→ INSTRUCTIONS FOR THE TASK
Search the data for the string "object" and gather each line it is in.

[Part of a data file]
=-=-=

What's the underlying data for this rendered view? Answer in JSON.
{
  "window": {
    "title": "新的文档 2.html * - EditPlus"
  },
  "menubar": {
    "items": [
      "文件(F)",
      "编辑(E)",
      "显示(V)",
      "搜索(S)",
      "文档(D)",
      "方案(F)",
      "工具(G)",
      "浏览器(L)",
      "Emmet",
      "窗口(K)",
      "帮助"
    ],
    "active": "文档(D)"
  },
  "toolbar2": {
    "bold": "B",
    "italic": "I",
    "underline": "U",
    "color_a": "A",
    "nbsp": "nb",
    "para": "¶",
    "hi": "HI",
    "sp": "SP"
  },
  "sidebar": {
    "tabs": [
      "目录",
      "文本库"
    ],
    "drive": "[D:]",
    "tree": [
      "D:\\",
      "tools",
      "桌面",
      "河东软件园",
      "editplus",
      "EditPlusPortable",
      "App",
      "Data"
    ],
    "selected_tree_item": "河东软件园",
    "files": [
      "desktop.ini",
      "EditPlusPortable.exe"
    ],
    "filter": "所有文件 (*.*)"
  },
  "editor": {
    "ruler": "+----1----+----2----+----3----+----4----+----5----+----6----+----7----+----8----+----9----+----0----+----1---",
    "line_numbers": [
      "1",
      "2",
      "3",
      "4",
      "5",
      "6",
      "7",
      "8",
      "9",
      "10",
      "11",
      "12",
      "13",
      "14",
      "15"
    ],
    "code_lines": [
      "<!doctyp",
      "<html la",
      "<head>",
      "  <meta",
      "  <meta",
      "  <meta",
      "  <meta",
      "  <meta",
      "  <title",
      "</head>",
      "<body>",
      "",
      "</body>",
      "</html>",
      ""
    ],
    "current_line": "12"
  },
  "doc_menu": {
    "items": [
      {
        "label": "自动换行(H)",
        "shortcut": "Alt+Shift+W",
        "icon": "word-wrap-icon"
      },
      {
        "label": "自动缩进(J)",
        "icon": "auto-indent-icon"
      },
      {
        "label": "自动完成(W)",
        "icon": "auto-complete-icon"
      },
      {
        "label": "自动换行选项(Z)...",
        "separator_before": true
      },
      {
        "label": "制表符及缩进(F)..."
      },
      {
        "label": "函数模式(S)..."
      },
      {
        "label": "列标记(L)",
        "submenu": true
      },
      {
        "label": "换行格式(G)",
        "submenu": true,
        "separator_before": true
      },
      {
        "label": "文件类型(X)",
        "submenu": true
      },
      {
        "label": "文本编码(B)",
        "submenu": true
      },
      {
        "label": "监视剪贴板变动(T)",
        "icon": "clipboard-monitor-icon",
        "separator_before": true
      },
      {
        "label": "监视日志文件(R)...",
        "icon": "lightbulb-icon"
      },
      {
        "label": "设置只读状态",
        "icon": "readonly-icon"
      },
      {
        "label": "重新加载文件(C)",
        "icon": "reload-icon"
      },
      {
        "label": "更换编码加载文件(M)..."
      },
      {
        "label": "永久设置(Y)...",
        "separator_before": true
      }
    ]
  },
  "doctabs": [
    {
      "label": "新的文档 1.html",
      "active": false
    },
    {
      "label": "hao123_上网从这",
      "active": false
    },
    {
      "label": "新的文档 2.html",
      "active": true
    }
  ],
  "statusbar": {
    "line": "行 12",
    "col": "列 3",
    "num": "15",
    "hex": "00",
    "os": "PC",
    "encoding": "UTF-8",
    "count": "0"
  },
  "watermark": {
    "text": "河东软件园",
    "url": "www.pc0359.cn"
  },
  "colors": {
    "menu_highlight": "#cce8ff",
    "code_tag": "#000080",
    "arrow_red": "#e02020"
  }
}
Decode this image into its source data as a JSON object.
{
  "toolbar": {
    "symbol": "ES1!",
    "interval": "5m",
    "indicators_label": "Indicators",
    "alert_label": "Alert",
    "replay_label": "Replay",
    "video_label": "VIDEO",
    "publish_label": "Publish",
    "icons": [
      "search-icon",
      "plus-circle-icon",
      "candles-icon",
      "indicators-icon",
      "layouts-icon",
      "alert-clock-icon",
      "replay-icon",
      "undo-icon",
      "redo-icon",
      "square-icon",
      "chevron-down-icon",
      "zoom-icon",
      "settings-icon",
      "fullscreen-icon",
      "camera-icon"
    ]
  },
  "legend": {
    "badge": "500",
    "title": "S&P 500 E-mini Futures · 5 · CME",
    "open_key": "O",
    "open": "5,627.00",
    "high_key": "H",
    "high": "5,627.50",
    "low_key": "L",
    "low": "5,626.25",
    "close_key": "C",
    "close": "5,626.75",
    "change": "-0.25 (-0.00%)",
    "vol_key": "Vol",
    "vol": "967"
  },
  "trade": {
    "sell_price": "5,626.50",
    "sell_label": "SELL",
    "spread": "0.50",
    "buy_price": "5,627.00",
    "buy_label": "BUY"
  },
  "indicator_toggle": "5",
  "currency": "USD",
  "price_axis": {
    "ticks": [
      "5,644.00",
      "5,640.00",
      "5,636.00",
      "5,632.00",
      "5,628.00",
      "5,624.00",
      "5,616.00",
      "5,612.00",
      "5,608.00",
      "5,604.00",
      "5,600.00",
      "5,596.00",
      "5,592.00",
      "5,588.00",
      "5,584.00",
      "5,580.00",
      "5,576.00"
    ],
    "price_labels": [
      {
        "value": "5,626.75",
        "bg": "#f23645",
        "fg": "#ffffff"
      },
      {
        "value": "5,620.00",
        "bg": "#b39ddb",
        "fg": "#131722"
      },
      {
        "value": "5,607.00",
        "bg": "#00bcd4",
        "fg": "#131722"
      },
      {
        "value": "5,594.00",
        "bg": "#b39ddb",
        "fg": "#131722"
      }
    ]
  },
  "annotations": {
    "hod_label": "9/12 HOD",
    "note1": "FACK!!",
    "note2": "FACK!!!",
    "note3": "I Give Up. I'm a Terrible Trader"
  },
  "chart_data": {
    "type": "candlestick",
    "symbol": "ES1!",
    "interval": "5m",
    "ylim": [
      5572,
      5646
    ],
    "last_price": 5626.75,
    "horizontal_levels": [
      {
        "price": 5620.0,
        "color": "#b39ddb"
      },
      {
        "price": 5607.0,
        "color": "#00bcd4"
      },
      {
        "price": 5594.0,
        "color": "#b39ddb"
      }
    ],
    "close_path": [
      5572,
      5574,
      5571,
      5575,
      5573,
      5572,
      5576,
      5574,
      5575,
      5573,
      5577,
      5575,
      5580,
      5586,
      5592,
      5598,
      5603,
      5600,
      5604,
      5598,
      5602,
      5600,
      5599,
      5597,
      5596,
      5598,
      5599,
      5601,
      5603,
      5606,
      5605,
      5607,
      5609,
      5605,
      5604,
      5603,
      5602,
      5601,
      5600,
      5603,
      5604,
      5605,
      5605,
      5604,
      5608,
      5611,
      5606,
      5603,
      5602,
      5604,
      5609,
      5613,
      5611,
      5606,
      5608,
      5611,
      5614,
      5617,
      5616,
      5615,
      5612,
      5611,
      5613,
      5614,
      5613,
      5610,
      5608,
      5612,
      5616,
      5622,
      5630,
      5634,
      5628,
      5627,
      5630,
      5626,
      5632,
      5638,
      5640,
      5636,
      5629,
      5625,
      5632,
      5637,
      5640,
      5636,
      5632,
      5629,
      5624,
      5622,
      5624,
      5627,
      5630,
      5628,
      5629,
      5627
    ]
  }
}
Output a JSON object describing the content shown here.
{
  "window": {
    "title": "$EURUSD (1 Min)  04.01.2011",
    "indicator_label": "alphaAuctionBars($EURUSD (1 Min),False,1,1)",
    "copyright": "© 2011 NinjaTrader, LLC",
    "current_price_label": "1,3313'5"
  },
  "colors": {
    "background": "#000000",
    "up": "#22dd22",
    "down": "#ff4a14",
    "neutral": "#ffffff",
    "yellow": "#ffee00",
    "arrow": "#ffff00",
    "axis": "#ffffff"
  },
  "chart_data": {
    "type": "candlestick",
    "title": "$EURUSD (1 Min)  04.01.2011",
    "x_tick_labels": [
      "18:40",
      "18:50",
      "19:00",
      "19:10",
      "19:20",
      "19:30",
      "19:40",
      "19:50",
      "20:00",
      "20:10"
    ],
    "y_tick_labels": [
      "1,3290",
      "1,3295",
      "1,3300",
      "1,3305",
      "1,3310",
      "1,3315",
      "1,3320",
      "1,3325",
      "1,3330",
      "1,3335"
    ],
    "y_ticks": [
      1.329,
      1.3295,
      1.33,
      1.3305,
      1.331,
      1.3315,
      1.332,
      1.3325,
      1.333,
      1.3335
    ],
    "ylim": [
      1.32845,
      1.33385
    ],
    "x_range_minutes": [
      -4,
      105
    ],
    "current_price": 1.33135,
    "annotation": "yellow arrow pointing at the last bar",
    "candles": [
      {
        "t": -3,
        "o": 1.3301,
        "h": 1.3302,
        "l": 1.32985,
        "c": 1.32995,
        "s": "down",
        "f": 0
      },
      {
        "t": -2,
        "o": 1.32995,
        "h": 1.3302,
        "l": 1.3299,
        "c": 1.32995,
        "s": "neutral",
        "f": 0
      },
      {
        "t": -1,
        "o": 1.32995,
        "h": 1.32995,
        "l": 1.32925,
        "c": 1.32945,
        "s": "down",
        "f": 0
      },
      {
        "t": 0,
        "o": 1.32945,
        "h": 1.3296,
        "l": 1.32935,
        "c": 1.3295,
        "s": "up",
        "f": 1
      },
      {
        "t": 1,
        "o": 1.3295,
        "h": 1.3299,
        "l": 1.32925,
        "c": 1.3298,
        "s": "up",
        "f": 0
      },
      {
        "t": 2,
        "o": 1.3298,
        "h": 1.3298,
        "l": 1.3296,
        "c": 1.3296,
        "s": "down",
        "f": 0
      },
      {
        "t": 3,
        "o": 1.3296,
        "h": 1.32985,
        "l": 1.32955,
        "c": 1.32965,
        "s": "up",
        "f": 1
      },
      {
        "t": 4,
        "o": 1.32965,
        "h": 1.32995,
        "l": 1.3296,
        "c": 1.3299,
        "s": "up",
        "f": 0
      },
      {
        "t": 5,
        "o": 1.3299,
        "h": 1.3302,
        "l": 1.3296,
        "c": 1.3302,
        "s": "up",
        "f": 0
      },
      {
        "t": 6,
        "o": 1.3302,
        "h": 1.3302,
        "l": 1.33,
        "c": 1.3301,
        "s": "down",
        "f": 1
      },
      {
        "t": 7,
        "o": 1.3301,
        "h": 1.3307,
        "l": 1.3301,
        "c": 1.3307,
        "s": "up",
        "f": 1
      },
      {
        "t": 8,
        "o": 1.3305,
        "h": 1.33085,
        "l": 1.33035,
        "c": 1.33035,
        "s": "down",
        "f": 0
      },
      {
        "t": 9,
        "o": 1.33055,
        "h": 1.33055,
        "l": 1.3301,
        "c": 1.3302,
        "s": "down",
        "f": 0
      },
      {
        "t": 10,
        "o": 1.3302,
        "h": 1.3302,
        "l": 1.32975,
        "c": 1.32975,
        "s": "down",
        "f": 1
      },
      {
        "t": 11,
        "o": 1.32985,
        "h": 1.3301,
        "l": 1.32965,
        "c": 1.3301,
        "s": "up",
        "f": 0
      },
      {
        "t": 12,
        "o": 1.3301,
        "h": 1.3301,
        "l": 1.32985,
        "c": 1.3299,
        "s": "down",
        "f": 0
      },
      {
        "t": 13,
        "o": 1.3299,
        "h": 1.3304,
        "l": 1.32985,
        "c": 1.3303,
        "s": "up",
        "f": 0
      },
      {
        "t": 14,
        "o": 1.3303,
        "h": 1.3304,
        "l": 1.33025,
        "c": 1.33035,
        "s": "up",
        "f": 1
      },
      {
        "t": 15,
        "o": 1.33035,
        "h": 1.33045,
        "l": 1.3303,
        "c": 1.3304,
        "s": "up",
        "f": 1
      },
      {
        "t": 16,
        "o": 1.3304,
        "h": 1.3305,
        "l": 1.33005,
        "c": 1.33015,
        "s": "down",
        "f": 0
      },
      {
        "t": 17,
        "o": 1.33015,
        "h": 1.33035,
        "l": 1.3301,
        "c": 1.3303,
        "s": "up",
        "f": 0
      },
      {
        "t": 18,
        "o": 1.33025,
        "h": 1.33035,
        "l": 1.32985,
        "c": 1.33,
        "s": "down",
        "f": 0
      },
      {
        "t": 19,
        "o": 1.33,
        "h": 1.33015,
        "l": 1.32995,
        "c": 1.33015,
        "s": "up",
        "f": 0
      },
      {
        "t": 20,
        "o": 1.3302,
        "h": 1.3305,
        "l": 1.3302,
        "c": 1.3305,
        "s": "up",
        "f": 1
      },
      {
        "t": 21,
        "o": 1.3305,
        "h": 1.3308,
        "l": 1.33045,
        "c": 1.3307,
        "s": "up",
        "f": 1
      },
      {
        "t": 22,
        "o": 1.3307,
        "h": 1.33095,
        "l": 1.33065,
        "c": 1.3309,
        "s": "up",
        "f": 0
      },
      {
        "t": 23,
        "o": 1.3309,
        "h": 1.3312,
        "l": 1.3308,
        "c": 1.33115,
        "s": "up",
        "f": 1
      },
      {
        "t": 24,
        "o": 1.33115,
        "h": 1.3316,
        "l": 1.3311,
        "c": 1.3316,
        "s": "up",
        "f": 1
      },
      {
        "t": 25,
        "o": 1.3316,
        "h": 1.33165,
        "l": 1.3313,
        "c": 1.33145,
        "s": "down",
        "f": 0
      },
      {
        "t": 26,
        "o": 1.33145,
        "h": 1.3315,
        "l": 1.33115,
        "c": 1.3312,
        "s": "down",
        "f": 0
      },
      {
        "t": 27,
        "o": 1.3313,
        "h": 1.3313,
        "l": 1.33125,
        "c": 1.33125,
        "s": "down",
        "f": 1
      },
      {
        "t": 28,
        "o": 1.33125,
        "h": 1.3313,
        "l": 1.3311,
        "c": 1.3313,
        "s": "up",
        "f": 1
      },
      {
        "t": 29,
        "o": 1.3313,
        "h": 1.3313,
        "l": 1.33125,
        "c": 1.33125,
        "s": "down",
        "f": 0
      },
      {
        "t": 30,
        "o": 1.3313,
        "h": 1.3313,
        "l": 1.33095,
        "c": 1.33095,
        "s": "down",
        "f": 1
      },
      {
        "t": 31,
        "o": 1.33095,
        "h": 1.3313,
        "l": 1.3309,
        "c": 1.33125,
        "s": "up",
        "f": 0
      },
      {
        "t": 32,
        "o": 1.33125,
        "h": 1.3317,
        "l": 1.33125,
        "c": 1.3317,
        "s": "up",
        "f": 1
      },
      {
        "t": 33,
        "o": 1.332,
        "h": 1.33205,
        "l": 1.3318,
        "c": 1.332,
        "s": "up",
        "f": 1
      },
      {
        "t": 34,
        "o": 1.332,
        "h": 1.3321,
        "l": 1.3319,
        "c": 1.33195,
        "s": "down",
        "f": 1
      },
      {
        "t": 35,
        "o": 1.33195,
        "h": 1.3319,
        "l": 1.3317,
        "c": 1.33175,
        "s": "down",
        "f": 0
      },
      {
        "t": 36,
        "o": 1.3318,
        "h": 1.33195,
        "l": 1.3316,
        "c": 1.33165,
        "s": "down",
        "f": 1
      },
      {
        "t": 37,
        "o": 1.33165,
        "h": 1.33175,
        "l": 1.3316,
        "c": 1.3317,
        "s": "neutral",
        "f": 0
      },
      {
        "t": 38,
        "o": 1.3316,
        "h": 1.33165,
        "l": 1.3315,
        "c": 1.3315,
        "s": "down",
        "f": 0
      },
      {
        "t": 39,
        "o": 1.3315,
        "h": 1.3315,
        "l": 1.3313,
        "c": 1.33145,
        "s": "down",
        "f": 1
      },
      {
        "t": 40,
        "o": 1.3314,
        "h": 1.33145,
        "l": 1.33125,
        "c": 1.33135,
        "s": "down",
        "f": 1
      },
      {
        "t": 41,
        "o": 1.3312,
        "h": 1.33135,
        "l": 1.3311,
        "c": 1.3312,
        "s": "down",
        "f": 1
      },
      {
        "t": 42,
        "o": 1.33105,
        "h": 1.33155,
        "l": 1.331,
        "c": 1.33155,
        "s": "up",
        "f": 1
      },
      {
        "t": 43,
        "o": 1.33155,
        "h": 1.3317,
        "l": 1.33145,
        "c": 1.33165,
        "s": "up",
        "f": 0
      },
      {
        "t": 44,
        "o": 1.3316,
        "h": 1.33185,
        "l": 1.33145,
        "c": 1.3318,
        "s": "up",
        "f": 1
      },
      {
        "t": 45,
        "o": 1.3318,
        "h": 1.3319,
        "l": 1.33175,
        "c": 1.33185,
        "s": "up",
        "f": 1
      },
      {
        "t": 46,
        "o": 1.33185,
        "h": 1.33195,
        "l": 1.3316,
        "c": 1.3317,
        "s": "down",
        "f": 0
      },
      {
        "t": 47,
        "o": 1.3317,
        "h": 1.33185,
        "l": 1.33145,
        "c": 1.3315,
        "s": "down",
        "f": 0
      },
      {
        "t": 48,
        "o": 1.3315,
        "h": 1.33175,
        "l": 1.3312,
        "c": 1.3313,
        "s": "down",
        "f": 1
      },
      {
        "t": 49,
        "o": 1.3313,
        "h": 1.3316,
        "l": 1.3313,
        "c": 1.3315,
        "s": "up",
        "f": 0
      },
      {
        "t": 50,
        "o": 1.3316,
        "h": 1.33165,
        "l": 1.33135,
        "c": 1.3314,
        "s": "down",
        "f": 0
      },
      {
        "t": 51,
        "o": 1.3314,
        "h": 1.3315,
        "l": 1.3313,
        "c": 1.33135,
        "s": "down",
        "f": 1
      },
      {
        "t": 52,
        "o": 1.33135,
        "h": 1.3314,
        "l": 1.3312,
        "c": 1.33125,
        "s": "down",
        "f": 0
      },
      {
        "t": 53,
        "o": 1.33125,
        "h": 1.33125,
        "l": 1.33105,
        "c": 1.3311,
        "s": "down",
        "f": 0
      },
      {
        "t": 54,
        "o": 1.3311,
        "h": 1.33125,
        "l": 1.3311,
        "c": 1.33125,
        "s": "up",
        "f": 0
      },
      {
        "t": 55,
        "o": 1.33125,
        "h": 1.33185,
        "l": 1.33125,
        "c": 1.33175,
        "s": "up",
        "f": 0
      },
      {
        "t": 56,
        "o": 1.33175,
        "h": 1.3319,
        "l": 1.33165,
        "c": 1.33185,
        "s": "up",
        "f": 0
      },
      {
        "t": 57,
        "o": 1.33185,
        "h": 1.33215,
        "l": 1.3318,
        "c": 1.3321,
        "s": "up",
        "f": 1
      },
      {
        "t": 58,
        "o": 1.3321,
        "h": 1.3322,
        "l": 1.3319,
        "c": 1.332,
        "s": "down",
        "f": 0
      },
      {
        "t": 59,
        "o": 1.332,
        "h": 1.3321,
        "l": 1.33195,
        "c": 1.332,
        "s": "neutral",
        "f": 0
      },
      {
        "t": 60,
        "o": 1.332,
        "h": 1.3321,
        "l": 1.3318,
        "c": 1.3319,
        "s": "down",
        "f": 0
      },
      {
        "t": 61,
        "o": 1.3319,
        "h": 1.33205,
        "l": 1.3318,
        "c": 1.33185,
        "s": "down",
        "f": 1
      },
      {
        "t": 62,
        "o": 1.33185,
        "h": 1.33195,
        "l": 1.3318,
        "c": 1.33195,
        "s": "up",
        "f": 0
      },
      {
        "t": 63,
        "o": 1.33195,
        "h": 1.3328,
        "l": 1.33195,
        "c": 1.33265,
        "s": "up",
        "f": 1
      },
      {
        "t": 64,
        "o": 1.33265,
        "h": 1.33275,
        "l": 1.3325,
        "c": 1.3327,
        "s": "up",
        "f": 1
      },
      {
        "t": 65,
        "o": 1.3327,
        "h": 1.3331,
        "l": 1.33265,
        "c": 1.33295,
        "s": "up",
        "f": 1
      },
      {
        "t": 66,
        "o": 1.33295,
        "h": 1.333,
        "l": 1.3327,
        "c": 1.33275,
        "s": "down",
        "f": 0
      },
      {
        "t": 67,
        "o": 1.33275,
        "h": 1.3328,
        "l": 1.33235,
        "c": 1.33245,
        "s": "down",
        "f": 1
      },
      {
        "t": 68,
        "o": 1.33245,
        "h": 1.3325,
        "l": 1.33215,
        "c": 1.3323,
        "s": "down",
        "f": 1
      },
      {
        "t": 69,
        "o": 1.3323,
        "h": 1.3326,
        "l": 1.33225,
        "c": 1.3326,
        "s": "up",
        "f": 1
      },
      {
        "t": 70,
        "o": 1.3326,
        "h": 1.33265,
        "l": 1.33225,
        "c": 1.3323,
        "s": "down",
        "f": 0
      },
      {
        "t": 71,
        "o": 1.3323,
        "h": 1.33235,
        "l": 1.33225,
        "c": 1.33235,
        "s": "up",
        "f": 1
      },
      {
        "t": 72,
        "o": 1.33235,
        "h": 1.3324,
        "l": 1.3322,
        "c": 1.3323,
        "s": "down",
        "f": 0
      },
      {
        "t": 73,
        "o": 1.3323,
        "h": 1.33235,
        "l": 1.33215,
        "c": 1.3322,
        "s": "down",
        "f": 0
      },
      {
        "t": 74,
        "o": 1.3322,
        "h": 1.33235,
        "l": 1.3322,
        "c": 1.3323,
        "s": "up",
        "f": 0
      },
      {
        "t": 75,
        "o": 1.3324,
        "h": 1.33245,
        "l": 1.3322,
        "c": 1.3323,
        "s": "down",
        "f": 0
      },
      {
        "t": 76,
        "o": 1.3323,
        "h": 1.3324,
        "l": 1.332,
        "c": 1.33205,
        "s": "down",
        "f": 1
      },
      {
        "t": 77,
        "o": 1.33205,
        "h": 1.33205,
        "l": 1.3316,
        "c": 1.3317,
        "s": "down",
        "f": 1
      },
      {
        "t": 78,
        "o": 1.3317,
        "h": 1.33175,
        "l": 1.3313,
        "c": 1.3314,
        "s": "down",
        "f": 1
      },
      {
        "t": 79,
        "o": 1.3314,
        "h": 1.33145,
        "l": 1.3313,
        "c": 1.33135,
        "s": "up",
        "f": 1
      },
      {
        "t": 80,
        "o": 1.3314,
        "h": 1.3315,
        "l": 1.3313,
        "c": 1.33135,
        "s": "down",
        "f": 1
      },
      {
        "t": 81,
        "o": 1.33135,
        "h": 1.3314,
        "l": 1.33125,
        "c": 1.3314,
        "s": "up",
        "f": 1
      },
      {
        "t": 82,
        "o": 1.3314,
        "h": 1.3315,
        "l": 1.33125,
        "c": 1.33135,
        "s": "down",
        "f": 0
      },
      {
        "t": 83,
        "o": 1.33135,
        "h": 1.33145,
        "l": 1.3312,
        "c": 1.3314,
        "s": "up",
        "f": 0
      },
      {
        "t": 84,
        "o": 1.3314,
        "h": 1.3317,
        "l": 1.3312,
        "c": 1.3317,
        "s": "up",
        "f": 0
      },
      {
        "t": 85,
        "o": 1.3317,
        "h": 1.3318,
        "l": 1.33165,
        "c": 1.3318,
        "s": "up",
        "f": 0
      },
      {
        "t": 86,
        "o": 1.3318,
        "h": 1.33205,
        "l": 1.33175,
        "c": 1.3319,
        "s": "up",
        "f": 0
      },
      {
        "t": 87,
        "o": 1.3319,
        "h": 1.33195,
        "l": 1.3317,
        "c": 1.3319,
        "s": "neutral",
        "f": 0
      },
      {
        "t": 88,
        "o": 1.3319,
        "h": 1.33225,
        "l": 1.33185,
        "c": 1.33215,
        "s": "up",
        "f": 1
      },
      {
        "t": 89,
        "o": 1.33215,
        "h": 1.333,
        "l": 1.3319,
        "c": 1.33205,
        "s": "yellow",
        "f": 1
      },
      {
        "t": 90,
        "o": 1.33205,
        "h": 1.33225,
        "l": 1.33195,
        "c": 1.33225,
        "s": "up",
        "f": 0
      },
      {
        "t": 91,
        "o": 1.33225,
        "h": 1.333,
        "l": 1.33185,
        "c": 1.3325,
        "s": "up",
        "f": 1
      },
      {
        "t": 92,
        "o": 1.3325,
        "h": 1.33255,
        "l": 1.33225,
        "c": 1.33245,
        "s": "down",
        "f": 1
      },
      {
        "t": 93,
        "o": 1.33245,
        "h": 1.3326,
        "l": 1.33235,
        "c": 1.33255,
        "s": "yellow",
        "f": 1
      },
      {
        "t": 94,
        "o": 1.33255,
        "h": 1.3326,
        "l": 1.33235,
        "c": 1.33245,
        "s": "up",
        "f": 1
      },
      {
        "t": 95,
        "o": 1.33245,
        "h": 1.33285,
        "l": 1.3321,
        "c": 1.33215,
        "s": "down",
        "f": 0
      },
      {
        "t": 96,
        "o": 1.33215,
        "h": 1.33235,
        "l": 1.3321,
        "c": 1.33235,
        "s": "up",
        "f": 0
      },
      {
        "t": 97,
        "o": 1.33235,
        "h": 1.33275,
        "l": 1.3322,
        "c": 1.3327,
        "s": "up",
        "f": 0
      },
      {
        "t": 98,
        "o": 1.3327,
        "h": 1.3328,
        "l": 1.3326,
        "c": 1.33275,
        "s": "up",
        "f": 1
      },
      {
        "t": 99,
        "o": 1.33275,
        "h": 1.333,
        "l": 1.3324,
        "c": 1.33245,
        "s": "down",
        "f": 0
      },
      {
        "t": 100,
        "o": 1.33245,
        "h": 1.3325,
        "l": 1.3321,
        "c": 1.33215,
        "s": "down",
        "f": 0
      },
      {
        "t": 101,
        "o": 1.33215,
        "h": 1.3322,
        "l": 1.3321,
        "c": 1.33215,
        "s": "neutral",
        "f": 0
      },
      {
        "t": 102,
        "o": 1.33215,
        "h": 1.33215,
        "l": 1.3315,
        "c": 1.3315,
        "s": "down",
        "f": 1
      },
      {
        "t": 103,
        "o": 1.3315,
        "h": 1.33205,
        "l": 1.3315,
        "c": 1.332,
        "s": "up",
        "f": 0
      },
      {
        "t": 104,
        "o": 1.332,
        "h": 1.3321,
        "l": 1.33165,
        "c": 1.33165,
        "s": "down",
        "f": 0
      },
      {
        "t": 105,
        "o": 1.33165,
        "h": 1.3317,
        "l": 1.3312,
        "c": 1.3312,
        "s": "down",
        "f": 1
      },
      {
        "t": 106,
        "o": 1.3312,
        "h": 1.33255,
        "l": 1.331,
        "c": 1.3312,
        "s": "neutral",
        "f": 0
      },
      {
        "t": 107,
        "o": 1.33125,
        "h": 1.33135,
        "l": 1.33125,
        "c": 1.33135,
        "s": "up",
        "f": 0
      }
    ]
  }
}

=-=-=

→ RESULT OF THIS EXERCISE
Decode this image into its source data as a JSON object.
Output a JSON object describing the content shown here.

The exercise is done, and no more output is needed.